==== Given entries
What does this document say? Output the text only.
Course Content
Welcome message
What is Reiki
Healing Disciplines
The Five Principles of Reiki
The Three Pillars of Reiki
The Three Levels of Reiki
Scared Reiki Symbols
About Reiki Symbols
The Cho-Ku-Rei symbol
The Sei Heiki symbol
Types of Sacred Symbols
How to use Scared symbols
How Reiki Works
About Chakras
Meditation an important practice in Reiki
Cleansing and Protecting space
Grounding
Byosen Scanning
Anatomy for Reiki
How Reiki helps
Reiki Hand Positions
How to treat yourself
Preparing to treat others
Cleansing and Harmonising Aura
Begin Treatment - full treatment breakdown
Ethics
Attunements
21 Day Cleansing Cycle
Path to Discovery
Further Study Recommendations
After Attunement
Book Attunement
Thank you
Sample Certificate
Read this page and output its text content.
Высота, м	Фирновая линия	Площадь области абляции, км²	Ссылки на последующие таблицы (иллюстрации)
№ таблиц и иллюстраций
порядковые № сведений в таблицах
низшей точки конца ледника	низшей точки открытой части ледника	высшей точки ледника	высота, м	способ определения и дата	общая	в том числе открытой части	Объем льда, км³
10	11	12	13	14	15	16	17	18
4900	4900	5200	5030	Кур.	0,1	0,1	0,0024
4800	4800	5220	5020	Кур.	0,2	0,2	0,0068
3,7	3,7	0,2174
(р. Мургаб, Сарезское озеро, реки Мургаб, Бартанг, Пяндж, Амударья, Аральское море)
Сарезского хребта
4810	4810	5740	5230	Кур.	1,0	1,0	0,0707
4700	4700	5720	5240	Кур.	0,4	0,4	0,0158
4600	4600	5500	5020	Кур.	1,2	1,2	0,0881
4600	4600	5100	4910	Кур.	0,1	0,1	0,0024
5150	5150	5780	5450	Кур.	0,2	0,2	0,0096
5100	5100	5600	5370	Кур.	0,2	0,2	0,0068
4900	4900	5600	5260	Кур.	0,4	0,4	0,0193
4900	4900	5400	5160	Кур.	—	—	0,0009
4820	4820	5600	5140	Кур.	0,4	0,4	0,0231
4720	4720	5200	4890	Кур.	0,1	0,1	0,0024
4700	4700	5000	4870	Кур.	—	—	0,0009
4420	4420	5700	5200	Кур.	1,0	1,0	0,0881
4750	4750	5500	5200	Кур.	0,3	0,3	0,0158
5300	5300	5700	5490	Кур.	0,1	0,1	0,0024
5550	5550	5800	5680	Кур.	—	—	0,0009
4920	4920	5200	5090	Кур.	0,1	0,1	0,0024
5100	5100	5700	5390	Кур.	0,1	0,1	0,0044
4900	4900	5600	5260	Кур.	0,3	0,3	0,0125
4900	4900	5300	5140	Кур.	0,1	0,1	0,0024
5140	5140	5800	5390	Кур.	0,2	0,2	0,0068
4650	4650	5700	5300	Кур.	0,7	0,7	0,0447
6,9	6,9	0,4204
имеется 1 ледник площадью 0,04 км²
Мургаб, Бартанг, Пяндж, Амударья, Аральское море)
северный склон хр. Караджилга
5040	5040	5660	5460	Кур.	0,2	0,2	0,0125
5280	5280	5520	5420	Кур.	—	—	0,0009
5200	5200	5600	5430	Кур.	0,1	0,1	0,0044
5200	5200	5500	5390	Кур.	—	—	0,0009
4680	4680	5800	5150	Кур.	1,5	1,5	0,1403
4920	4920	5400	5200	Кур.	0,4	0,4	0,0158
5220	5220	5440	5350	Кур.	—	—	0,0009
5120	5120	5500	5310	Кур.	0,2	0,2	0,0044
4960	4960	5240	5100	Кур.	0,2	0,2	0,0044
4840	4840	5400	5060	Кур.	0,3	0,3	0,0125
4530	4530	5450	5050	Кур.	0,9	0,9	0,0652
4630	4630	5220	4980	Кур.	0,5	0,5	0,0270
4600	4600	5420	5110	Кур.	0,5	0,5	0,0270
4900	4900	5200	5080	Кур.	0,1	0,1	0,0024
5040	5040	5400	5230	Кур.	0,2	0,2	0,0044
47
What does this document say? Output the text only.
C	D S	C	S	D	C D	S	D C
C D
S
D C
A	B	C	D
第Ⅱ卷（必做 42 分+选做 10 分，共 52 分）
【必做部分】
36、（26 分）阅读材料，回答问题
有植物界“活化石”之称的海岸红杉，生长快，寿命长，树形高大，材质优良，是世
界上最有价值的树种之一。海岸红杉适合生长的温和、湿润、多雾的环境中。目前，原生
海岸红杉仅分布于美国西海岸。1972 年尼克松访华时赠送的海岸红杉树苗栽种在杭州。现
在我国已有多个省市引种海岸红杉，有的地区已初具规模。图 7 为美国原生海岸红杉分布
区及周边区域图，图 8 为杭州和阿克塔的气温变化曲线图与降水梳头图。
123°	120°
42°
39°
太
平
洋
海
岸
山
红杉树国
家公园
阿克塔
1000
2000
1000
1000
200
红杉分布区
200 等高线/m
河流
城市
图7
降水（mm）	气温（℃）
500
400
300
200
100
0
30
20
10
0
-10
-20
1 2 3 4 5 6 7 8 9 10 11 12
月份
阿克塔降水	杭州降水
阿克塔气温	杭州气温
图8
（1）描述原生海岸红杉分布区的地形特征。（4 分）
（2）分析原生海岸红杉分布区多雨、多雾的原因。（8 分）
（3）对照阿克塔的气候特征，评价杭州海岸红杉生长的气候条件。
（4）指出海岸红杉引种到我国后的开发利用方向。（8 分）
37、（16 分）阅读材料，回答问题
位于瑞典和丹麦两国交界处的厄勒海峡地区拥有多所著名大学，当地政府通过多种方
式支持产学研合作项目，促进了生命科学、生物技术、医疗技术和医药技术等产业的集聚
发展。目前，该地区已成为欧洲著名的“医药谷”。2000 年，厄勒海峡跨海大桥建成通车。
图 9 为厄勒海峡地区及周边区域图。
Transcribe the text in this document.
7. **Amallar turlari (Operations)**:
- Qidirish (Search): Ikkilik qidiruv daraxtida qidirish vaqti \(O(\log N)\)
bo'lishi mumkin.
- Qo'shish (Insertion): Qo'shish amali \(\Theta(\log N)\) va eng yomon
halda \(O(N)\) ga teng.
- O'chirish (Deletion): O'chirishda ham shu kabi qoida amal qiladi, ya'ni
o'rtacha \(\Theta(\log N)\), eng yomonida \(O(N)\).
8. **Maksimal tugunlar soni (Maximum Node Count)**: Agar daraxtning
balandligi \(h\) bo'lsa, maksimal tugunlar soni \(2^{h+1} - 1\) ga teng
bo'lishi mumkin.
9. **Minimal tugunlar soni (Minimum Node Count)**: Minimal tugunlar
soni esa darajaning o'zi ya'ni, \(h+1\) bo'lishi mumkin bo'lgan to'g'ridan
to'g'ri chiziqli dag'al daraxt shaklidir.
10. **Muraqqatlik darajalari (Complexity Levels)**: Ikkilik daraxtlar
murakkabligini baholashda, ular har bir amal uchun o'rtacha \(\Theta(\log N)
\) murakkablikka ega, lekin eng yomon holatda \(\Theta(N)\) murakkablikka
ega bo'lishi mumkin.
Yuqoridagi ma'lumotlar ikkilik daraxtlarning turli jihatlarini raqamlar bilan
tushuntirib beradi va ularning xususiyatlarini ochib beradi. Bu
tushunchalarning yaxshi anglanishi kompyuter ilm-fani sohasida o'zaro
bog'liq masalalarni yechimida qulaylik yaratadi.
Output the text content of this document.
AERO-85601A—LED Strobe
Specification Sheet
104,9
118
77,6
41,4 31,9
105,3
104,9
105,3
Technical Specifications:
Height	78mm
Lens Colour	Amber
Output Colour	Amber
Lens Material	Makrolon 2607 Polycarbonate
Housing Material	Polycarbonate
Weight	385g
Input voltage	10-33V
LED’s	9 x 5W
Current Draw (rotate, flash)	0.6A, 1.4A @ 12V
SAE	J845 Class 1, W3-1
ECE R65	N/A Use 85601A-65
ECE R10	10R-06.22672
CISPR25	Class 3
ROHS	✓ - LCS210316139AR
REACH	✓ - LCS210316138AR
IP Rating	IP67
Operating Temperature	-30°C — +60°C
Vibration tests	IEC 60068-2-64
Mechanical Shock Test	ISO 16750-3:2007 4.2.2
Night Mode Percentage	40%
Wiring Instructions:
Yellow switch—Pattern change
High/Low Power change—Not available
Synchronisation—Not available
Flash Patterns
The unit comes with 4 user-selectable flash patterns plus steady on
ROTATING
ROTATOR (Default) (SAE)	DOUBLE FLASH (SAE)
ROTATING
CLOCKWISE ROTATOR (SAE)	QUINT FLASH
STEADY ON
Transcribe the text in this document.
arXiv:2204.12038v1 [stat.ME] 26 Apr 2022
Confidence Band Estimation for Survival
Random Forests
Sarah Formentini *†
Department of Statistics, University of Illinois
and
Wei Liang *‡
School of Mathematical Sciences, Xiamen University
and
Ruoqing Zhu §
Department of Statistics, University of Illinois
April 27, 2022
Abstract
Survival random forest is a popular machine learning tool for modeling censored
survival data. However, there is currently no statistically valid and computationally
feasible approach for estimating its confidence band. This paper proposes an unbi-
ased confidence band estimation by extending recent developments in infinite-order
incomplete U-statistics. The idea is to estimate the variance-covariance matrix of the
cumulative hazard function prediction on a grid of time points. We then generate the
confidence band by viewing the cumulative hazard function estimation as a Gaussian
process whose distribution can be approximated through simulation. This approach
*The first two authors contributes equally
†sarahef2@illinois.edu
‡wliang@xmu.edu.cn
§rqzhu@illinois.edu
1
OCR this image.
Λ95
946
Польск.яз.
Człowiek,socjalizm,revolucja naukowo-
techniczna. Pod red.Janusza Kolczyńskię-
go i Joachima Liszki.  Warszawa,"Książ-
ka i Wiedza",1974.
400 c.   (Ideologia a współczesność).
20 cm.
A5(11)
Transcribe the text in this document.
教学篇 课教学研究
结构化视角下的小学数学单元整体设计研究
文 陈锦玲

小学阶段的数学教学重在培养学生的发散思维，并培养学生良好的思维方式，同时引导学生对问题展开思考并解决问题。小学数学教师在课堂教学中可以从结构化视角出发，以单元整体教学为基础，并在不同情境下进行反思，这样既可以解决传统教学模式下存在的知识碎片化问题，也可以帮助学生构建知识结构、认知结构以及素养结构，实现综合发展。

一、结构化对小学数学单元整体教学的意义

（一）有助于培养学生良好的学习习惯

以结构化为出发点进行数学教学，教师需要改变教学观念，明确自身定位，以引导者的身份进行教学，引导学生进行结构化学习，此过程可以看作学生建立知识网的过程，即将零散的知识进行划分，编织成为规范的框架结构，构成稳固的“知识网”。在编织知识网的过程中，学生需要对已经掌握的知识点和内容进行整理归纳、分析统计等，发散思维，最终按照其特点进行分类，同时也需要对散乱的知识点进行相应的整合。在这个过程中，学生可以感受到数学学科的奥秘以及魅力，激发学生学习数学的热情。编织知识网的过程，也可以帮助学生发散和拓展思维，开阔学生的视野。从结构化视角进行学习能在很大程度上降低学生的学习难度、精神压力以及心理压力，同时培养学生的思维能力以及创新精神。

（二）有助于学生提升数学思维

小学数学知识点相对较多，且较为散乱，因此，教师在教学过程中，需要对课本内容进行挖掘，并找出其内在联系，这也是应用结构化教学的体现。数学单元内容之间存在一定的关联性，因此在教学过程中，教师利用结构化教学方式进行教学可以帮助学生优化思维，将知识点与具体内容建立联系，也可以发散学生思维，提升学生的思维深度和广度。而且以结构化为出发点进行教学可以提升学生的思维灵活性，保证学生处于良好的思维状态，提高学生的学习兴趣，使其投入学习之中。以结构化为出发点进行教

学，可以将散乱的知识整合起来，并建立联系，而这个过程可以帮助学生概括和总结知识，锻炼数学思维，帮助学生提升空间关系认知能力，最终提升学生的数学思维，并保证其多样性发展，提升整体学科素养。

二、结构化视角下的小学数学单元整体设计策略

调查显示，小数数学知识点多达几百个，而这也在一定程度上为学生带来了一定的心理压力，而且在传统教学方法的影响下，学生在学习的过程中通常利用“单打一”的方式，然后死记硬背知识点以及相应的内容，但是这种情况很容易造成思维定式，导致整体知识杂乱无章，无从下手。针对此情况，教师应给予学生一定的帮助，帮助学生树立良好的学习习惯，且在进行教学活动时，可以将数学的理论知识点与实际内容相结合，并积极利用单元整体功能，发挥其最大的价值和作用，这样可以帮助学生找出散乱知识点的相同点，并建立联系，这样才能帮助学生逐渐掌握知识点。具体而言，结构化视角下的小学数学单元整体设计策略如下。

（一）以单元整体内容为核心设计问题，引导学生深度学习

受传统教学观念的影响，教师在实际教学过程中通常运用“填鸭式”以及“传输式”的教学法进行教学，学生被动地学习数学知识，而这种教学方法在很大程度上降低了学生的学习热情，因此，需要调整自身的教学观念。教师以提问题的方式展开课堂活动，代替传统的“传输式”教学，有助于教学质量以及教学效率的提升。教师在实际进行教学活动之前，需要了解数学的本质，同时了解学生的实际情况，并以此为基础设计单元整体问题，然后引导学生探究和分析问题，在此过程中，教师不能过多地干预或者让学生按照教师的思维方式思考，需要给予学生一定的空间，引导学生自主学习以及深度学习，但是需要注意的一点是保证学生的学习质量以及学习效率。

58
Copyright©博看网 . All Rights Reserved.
========
■ **Task**
Write out every line of the preceding listing that contains "function".

■ **Written reply**
cumulative hazard function prediction on a grid of time points. We then generate the
confidence band by viewing the cumulative hazard function estimation as a Gaussian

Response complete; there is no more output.